-- START Records provided --

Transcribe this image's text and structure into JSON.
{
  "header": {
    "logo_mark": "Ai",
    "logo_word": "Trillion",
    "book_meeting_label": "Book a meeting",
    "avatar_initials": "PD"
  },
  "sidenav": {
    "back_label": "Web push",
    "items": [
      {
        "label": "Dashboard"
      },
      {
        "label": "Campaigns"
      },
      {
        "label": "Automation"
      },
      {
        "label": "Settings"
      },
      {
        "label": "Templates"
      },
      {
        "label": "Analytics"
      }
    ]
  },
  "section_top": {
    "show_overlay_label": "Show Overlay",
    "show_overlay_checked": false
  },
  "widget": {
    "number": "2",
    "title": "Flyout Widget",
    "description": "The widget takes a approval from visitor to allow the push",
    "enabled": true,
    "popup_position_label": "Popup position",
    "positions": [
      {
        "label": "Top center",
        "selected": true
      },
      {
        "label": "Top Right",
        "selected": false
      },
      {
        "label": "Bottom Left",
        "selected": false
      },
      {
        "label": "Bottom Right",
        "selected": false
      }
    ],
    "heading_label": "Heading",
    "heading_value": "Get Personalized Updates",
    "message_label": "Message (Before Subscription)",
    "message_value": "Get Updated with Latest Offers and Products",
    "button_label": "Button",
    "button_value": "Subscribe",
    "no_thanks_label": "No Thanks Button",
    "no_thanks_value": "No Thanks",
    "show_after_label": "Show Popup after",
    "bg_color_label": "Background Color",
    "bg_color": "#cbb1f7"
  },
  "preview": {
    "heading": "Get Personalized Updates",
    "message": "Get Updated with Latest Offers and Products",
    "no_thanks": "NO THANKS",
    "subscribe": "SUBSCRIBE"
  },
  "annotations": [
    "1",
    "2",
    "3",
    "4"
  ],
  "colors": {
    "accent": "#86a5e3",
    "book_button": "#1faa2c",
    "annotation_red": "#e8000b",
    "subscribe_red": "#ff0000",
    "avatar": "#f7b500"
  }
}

-- END Records provided --
-- START Records provided --

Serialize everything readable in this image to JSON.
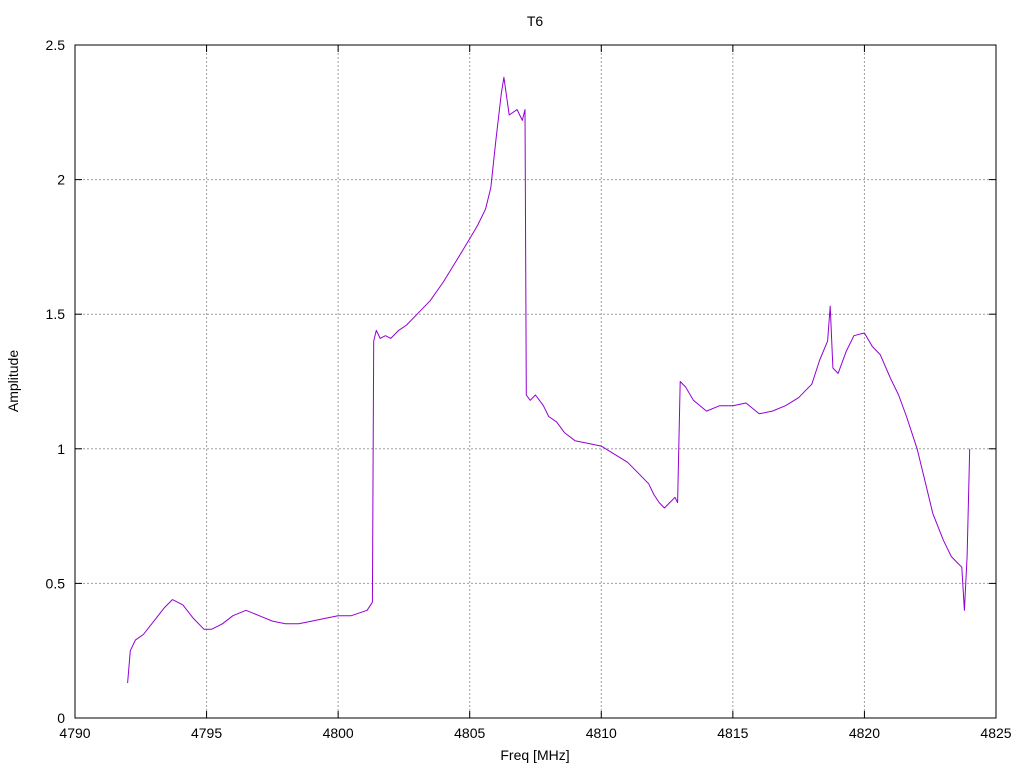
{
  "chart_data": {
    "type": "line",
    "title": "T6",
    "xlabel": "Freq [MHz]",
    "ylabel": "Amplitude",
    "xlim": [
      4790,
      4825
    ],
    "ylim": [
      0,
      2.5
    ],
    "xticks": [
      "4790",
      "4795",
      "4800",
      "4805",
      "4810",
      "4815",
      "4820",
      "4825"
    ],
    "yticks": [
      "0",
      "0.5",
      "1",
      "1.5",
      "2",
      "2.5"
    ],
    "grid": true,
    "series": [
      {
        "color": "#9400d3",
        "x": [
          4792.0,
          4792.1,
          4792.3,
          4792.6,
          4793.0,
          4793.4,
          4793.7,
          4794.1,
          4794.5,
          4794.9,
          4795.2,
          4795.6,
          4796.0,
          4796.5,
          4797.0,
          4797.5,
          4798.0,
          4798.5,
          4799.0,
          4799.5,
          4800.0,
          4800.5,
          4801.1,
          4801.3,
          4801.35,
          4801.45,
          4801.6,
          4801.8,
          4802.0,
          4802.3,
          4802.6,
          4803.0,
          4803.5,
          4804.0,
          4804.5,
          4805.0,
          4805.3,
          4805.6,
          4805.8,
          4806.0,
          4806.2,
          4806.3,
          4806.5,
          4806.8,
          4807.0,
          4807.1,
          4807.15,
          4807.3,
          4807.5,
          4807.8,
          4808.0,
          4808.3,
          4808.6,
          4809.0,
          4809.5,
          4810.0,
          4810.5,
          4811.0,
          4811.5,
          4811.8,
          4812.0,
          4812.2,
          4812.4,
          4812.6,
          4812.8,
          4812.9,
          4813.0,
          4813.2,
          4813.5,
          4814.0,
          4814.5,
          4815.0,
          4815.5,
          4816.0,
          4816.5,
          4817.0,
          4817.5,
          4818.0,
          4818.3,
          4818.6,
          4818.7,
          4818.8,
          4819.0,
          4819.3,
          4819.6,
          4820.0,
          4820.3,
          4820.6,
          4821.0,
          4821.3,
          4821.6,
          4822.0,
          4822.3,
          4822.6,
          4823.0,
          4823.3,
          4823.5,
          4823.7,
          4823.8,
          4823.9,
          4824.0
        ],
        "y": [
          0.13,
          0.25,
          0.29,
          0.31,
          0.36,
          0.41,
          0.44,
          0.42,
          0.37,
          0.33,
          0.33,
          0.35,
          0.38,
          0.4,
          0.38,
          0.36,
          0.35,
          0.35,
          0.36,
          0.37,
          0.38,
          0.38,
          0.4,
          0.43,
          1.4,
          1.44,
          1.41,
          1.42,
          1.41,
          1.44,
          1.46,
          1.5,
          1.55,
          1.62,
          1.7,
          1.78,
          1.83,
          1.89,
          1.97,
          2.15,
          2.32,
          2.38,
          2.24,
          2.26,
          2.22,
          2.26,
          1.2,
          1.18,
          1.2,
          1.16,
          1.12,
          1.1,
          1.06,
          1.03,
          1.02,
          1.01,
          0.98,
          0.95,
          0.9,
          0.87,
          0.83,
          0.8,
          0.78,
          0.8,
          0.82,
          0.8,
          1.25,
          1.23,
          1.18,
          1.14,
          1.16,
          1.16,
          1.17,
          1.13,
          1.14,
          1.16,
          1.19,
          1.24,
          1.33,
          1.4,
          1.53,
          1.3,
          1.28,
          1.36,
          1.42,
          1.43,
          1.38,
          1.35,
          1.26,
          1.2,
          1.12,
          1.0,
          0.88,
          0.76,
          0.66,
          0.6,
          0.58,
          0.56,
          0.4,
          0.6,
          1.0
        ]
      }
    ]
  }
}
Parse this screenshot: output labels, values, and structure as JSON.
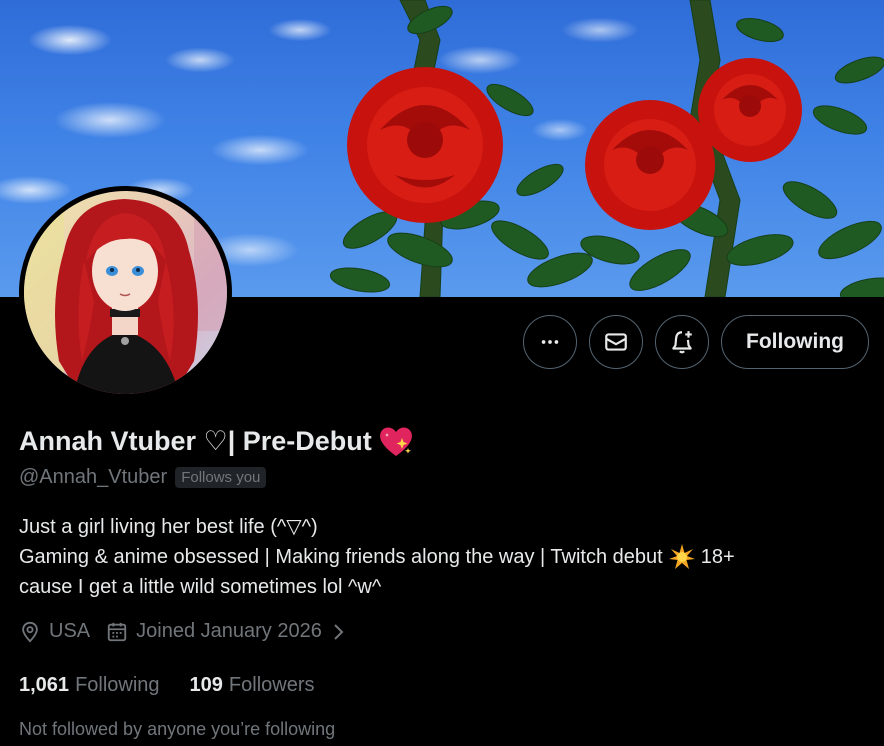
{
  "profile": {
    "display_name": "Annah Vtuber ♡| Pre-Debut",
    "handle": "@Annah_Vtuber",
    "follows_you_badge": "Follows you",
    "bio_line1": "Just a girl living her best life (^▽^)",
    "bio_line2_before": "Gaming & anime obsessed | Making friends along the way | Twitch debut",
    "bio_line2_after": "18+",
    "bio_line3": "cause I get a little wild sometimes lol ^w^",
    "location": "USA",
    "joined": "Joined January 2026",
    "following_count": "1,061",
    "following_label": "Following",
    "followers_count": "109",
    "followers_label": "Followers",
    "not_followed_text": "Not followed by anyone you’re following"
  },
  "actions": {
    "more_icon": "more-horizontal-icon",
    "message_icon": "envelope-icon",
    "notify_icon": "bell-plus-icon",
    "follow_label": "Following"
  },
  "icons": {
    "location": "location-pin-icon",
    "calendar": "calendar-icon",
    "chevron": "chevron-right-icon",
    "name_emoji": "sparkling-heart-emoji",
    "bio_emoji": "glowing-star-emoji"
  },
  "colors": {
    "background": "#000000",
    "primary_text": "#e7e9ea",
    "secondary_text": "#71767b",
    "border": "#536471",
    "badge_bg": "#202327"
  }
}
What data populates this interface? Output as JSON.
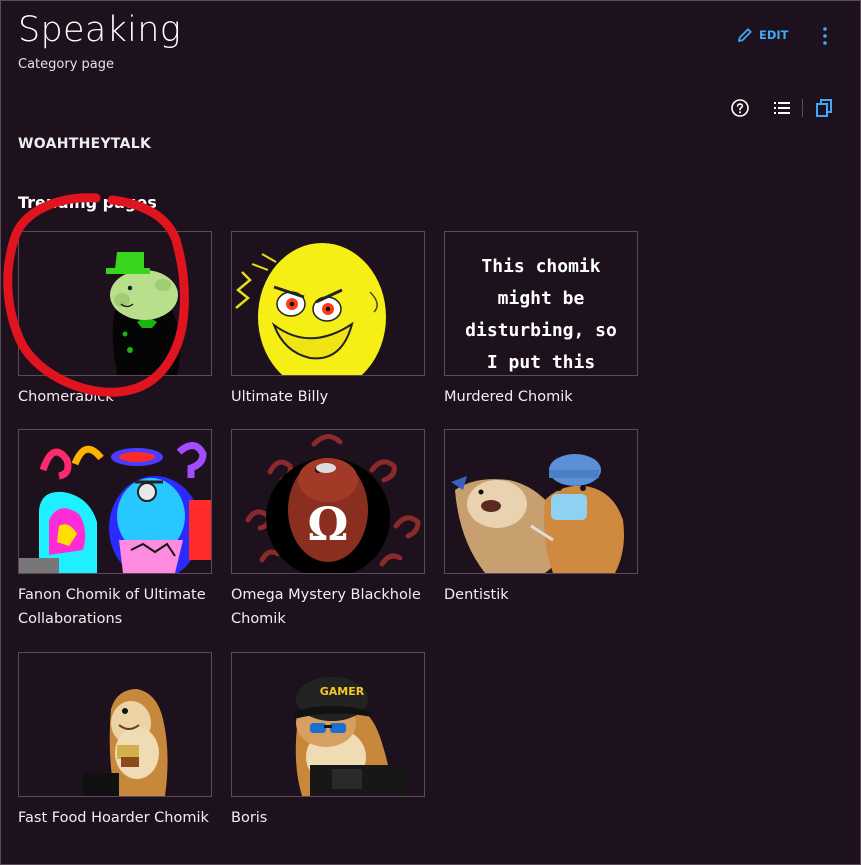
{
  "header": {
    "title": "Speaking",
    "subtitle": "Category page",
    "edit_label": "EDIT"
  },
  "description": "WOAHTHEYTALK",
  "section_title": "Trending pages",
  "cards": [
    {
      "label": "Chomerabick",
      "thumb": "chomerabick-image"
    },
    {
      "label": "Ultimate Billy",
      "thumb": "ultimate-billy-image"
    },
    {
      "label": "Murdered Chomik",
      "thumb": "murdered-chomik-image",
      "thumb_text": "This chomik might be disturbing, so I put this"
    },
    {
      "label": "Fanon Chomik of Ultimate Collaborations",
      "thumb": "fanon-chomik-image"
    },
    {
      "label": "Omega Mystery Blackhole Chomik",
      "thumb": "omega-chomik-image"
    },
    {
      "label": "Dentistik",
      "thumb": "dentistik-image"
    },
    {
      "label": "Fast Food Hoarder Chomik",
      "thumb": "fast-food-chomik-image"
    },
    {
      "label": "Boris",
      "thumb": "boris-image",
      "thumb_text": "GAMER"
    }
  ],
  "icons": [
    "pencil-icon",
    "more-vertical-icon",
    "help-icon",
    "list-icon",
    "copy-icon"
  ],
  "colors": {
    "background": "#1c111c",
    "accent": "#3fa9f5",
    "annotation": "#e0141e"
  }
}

-- END Records provided --

[Goal] Copy every line of the data that holds the string "Personalized".

[Written response]
    "heading_value": "Get Personalized Updates",
    "heading": "Get Personalized Updates",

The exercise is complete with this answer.